### Page extract
__________

I just checked and everything is fine, cleaned by computer and re-applied heat sink paste and still the same problem. This time when i checked the temp in bios my computer reset itself :banghead:. The temp was 80c (cpu)


----------



## Wrench97 (May 10, 2008)

If it overheated that quick after redoing the paste something didn't go right.

Did you only apply the paste to the CPU?
Once applied you can not place the heat sink and then remove it as you can get air trapped between the layers.


----------



## iciboy (Apr 3, 2010)

Wrench97 said:


> If it overheated that quick after redoing the paste something didn't go right.
> 
> Did you only apply the paste to the CPU?
> Once applied you can not place the heat sink and then remove it as you can get air trapped between the layers.


I have done this many times before with other people computers. It has happened before but forgot to mention it until it happened


----------



## iciboy (Apr 3, 2010)

So after a week or so the computer was fine. No random shut downs or anything. Untill today, i was playing state of decay when my computer shut down (great here we go again). So i wen't into bios to check the temps (80c). So i clicked exit and the computer started to restart itself.. Now the computer will boot up but the screen is just black, i have tried multiple monitors and still the same problem. PLEASE HELP !


----------



## Wrench97 (May 10, 2008)

Does it sound like it's booting and there is just no image or you think it's just hanging prepost?

Do you have another video card to test with?


----------



## iciboy (Apr 3, 2010)

I fixed it by removing the ram and putting one module in a time. I had big issues booting it up. I am really getting furstraitied with this, there was no beeping sound or anything so it was hard to find what the problem was. I applied heat sink and it was fine for a couple of weeks.I will be looking in for a new heat sink, any reccomendations ?


----------



## Wrench97 (May 10, 2008)

Was one of the ram sticks bad?


The Coolermaster Hyper 212 is a decent unit > Hyper 212 EVO - Cooler Master


----------



## iciboy (Apr 3, 2010)

I tried each ram the other day with memtest (1 unit at a time) and it came with 0 errors. I also took the gpu out and cleaned it along with everything else. The computer is running fine for now but the performance is noticeably slower.


----------



## Wrench97 (May 10, 2008)

To get the PC to boot did you have to remove a ram stick and leave it out, or just remove and reinstall them?


----------



## iciboy (Apr 3, 2010)

I removed 3 so 1 stick was still in and then it booted up. After i put the 3 it had no problems booting up.


----------



## Wrench97 (May 10, 2008)

If all 4 are back in and working I would think 1 was not fully seated then.


----------

__________

### Provided data
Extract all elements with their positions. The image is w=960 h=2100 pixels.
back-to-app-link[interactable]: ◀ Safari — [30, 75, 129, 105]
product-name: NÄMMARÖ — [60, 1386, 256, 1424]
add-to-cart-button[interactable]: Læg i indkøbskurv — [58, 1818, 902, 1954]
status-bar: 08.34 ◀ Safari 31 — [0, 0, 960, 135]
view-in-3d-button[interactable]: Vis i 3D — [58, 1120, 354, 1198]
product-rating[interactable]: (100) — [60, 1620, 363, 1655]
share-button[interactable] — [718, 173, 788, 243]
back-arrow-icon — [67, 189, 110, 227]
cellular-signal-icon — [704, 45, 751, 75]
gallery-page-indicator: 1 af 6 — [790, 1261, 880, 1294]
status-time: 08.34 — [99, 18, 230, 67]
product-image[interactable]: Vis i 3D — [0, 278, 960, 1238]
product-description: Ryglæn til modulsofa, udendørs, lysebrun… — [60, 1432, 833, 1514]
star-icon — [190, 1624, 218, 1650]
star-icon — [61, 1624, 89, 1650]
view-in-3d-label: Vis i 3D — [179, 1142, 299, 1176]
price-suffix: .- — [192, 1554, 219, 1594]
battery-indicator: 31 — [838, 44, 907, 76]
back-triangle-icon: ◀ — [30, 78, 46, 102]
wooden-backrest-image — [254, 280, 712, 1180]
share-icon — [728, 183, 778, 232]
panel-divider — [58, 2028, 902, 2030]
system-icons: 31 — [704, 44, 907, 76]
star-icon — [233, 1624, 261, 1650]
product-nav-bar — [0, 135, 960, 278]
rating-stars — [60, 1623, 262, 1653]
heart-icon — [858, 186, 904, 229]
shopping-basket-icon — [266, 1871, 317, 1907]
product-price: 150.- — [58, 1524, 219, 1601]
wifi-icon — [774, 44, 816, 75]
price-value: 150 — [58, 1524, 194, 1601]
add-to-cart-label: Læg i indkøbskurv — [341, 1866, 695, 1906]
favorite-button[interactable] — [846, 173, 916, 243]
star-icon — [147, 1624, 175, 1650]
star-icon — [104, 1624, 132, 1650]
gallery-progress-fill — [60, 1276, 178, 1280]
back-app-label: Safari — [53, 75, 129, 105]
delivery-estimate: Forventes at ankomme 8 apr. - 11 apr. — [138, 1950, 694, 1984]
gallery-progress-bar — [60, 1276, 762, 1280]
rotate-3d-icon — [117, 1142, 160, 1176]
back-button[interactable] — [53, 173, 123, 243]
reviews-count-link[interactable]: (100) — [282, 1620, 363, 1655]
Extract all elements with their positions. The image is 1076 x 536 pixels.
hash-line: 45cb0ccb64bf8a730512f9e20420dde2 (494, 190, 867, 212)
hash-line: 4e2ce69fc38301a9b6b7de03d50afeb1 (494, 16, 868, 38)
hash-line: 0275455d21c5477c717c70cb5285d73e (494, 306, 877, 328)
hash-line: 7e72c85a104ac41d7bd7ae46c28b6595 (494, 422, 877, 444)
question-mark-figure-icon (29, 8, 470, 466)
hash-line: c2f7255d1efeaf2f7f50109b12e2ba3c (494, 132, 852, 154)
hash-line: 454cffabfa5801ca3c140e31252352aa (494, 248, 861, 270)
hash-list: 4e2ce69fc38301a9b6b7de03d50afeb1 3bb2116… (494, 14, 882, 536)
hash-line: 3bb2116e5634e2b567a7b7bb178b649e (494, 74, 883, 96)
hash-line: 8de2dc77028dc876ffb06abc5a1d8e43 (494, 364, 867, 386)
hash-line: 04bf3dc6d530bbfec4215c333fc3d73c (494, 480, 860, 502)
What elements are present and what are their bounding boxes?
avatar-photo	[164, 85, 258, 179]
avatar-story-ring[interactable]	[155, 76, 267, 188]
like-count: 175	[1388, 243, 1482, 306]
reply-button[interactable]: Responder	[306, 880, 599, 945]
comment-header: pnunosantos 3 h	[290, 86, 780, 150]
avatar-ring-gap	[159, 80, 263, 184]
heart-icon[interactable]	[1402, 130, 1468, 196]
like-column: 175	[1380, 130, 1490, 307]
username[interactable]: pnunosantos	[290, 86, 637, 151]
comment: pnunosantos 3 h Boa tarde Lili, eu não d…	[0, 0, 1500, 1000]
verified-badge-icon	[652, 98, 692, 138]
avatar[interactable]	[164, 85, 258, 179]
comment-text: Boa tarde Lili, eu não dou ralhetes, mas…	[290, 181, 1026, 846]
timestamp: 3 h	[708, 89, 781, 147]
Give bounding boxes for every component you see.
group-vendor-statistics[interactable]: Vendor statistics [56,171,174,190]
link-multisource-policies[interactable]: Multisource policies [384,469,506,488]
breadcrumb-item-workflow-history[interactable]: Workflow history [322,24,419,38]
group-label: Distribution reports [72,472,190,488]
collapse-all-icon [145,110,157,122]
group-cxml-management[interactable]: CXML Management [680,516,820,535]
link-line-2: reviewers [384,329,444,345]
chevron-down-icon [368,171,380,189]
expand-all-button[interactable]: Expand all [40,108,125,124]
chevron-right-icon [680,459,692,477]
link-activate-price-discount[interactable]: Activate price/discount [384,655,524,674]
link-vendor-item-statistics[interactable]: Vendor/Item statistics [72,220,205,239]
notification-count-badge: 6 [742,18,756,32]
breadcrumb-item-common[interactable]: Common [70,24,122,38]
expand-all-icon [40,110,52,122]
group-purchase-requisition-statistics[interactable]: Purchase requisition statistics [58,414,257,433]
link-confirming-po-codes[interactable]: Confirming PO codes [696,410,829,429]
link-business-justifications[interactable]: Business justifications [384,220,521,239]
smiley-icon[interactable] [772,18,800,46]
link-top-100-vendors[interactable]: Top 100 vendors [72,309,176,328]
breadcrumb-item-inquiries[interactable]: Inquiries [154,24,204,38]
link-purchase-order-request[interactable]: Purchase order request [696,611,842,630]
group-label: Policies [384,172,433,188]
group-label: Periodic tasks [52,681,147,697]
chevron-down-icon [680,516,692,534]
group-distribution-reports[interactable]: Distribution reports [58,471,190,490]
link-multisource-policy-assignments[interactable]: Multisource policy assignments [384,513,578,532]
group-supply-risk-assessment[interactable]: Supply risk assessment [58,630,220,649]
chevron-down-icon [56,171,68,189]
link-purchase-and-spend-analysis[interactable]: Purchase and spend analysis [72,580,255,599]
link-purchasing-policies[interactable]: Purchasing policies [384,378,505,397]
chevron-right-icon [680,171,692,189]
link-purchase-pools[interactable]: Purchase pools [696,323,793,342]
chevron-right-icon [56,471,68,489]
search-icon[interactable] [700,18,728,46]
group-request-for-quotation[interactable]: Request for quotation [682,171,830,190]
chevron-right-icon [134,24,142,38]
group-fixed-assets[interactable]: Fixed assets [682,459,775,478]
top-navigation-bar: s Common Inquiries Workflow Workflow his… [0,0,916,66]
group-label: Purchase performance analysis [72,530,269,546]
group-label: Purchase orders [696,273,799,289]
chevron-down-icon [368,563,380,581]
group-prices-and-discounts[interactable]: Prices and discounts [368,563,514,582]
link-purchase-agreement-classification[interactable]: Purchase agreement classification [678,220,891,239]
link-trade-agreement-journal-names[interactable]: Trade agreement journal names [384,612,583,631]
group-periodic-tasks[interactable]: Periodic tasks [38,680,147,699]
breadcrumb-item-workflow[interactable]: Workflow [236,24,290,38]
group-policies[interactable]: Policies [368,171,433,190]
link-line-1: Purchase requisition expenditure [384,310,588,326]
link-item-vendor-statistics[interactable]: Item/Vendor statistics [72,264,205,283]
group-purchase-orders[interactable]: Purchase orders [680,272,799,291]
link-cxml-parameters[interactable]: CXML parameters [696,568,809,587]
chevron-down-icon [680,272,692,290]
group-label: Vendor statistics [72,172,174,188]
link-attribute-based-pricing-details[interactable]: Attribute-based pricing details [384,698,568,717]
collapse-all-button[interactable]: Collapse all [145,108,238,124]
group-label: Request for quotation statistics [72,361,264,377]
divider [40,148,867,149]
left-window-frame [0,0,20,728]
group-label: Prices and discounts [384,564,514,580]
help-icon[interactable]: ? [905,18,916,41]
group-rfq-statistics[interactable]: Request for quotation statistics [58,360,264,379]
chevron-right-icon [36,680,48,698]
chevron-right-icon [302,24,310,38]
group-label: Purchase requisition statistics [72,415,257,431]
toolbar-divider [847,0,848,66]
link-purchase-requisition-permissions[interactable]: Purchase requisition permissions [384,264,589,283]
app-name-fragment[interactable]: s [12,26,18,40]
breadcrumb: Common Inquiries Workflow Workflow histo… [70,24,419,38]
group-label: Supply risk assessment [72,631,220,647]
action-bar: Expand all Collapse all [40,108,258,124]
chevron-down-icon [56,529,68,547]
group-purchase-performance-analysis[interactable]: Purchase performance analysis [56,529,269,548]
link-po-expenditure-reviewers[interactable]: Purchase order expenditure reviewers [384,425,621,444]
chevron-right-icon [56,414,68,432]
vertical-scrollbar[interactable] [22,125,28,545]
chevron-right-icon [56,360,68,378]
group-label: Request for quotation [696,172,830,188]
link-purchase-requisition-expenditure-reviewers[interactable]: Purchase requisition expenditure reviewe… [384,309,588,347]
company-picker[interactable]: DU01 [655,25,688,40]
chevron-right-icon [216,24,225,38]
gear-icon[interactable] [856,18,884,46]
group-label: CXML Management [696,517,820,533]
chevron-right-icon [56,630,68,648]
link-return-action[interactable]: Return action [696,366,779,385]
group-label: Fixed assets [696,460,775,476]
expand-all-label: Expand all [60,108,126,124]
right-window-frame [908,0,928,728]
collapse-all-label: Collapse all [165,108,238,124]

__________

### Given request 1
Could you retype the stretch of the forum thread from "Do you have" through "any reccomendations ?"?
### Given request 2
Answer these about the forum thread:
(a) What CPU temperature did the BIOS show?
(b) Which cooler does Wrench97 call a decent unit?
(c) How many errors did memtest find when each RAM stick was tested?

### Task response 1
Do you have another video card to test with?


----------



## iciboy (Apr 3, 2010)

I fixed it by removing the ram and putting one module in a time. I had big issues booting it up. I am really getting furstraitied with this, there was no beeping sound or anything so it was hard to find what the problem was. I applied heat sink and it was fine for a couple of weeks.I will be looking in for a new heat sink, any reccomendations ?

### Task response 2
(a) 80c
(b) The Coolermaster Hyper 212 (Hyper 212 EVO)
(c) 0 errors